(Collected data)
---
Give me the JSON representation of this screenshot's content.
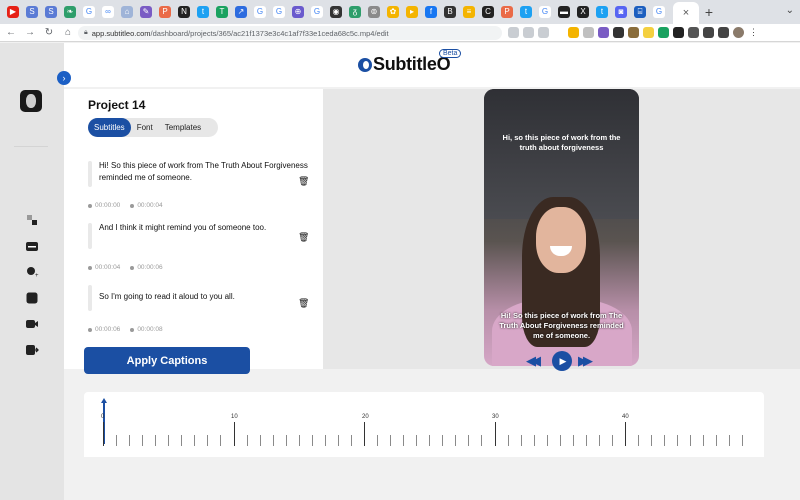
{
  "browser": {
    "active_tab_close": "×",
    "new_tab": "+",
    "url_host": "app.subtitleo.com",
    "url_path": "/dashboard/projects/365/ac21f1373e3c4c1af7f33e1ceda68c5c.mp4/edit",
    "tab_favicons": [
      {
        "color": "#e62117",
        "glyph": "▶"
      },
      {
        "color": "#5b7bd5",
        "glyph": "S"
      },
      {
        "color": "#5b7bd5",
        "glyph": "S"
      },
      {
        "color": "#2e9e6b",
        "glyph": "❧"
      },
      {
        "color": "#ffffff",
        "glyph": "G"
      },
      {
        "color": "#ffffff",
        "glyph": "∞"
      },
      {
        "color": "#9fb4d8",
        "glyph": "⌂"
      },
      {
        "color": "#7a5cc4",
        "glyph": "✎"
      },
      {
        "color": "#ea6a47",
        "glyph": "P"
      },
      {
        "color": "#222222",
        "glyph": "N"
      },
      {
        "color": "#1da1f2",
        "glyph": "t"
      },
      {
        "color": "#1aa260",
        "glyph": "T"
      },
      {
        "color": "#2d6cdf",
        "glyph": "↗"
      },
      {
        "color": "#ffffff",
        "glyph": "G"
      },
      {
        "color": "#ffffff",
        "glyph": "G"
      },
      {
        "color": "#6a5acd",
        "glyph": "⊕"
      },
      {
        "color": "#ffffff",
        "glyph": "G"
      },
      {
        "color": "#333333",
        "glyph": "◉"
      },
      {
        "color": "#2e9e6b",
        "glyph": "ᵹ"
      },
      {
        "color": "#8a8a8a",
        "glyph": "⊚"
      },
      {
        "color": "#f4b400",
        "glyph": "✿"
      },
      {
        "color": "#f4b400",
        "glyph": "▸"
      },
      {
        "color": "#1877f2",
        "glyph": "f"
      },
      {
        "color": "#333333",
        "glyph": "B"
      },
      {
        "color": "#f4b400",
        "glyph": "≡"
      },
      {
        "color": "#222222",
        "glyph": "C"
      },
      {
        "color": "#ea6a47",
        "glyph": "P"
      },
      {
        "color": "#1da1f2",
        "glyph": "t"
      },
      {
        "color": "#ffffff",
        "glyph": "G"
      },
      {
        "color": "#222222",
        "glyph": "▬"
      },
      {
        "color": "#222222",
        "glyph": "X"
      },
      {
        "color": "#1da1f2",
        "glyph": "t"
      },
      {
        "color": "#5865f2",
        "glyph": "◙"
      },
      {
        "color": "#1d5fbf",
        "glyph": "⌸"
      },
      {
        "color": "#ffffff",
        "glyph": "G"
      }
    ]
  },
  "app": {
    "brand": "SubtitleO",
    "beta": "Beta",
    "project_title": "Project 14",
    "tabs": [
      "Subtitles",
      "Font",
      "Templates"
    ],
    "captions": [
      {
        "text": "Hi! So this piece of work from The Truth About Forgiveness reminded me of someone.",
        "start": "00:00:00",
        "end": "00:00:04"
      },
      {
        "text": "And I think it might remind you of someone too.",
        "start": "00:00:04",
        "end": "00:00:06"
      },
      {
        "text": "So I'm going to read it aloud to you all.",
        "start": "00:00:06",
        "end": "00:00:08"
      }
    ],
    "video_caption_top": "Hi, so this piece of work from the truth about forgiveness",
    "video_caption_bottom": "Hi! So this piece of work from The Truth About Forgiveness reminded me of someone.",
    "apply_label": "Apply Captions",
    "player": {
      "rewind": "◀◀",
      "play": "▶",
      "forward": "▶▶"
    },
    "timeline_labels": [
      "0",
      "10",
      "20",
      "30",
      "40"
    ],
    "accent": "#1b4fa3"
  }
}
---
Pictures in the records must not appear in the copy; transcribe everything else precisely.

OUTPUT OF THE TASK:
Give me the JSON representation of this screenshot's content.
{
  "browser": {
    "active_tab_close": "×",
    "new_tab": "+",
    "url_host": "app.subtitleo.com",
    "url_path": "/dashboard/projects/365/ac21f1373e3c4c1af7f33e1ceda68c5c.mp4/edit",
    "tab_favicons": [
      {
        "color": "#e62117",
        "glyph": "▶"
      },
      {
        "color": "#5b7bd5",
        "glyph": "S"
      },
      {
        "color": "#5b7bd5",
        "glyph": "S"
      },
      {
        "color": "#2e9e6b",
        "glyph": "❧"
      },
      {
        "color": "#ffffff",
        "glyph": "G"
      },
      {
        "color": "#ffffff",
        "glyph": "∞"
      },
      {
        "color": "#9fb4d8",
        "glyph": "⌂"
      },
      {
        "color": "#7a5cc4",
        "glyph": "✎"
      },
      {
        "color": "#ea6a47",
        "glyph": "P"
      },
      {
        "color": "#222222",
        "glyph": "N"
      },
      {
        "color": "#1da1f2",
        "glyph": "t"
      },
      {
        "color": "#1aa260",
        "glyph": "T"
      },
      {
        "color": "#2d6cdf",
        "glyph": "↗"
      },
      {
        "color": "#ffffff",
        "glyph": "G"
      },
      {
        "color": "#ffffff",
        "glyph": "G"
      },
      {
        "color": "#6a5acd",
        "glyph": "⊕"
      },
      {
        "color": "#ffffff",
        "glyph": "G"
      },
      {
        "color": "#333333",
        "glyph": "◉"
      },
      {
        "color": "#2e9e6b",
        "glyph": "ᵹ"
      },
      {
        "color": "#8a8a8a",
        "glyph": "⊚"
      },
      {
        "color": "#f4b400",
        "glyph": "✿"
      },
      {
        "color": "#f4b400",
        "glyph": "▸"
      },
      {
        "color": "#1877f2",
        "glyph": "f"
      },
      {
        "color": "#333333",
        "glyph": "B"
      },
      {
        "color": "#f4b400",
        "glyph": "≡"
      },
      {
        "color": "#222222",
        "glyph": "C"
      },
      {
        "color": "#ea6a47",
        "glyph": "P"
      },
      {
        "color": "#1da1f2",
        "glyph": "t"
      },
      {
        "color": "#ffffff",
        "glyph": "G"
      },
      {
        "color": "#222222",
        "glyph": "▬"
      },
      {
        "color": "#222222",
        "glyph": "X"
      },
      {
        "color": "#1da1f2",
        "glyph": "t"
      },
      {
        "color": "#5865f2",
        "glyph": "◙"
      },
      {
        "color": "#1d5fbf",
        "glyph": "⌸"
      },
      {
        "color": "#ffffff",
        "glyph": "G"
      }
    ]
  },
  "app": {
    "brand": "SubtitleO",
    "beta": "Beta",
    "project_title": "Project 14",
    "tabs": [
      "Subtitles",
      "Font",
      "Templates"
    ],
    "captions": [
      {
        "text": "Hi! So this piece of work from The Truth About Forgiveness reminded me of someone.",
        "start": "00:00:00",
        "end": "00:00:04"
      },
      {
        "text": "And I think it might remind you of someone too.",
        "start": "00:00:04",
        "end": "00:00:06"
      },
      {
        "text": "So I'm going to read it aloud to you all.",
        "start": "00:00:06",
        "end": "00:00:08"
      }
    ],
    "video_caption_top": "Hi, so this piece of work from the truth about forgiveness",
    "video_caption_bottom": "Hi! So this piece of work from The Truth About Forgiveness reminded me of someone.",
    "apply_label": "Apply Captions",
    "player": {
      "rewind": "◀◀",
      "play": "▶",
      "forward": "▶▶"
    },
    "timeline_labels": [
      "0",
      "10",
      "20",
      "30",
      "40"
    ],
    "accent": "#1b4fa3"
  }
}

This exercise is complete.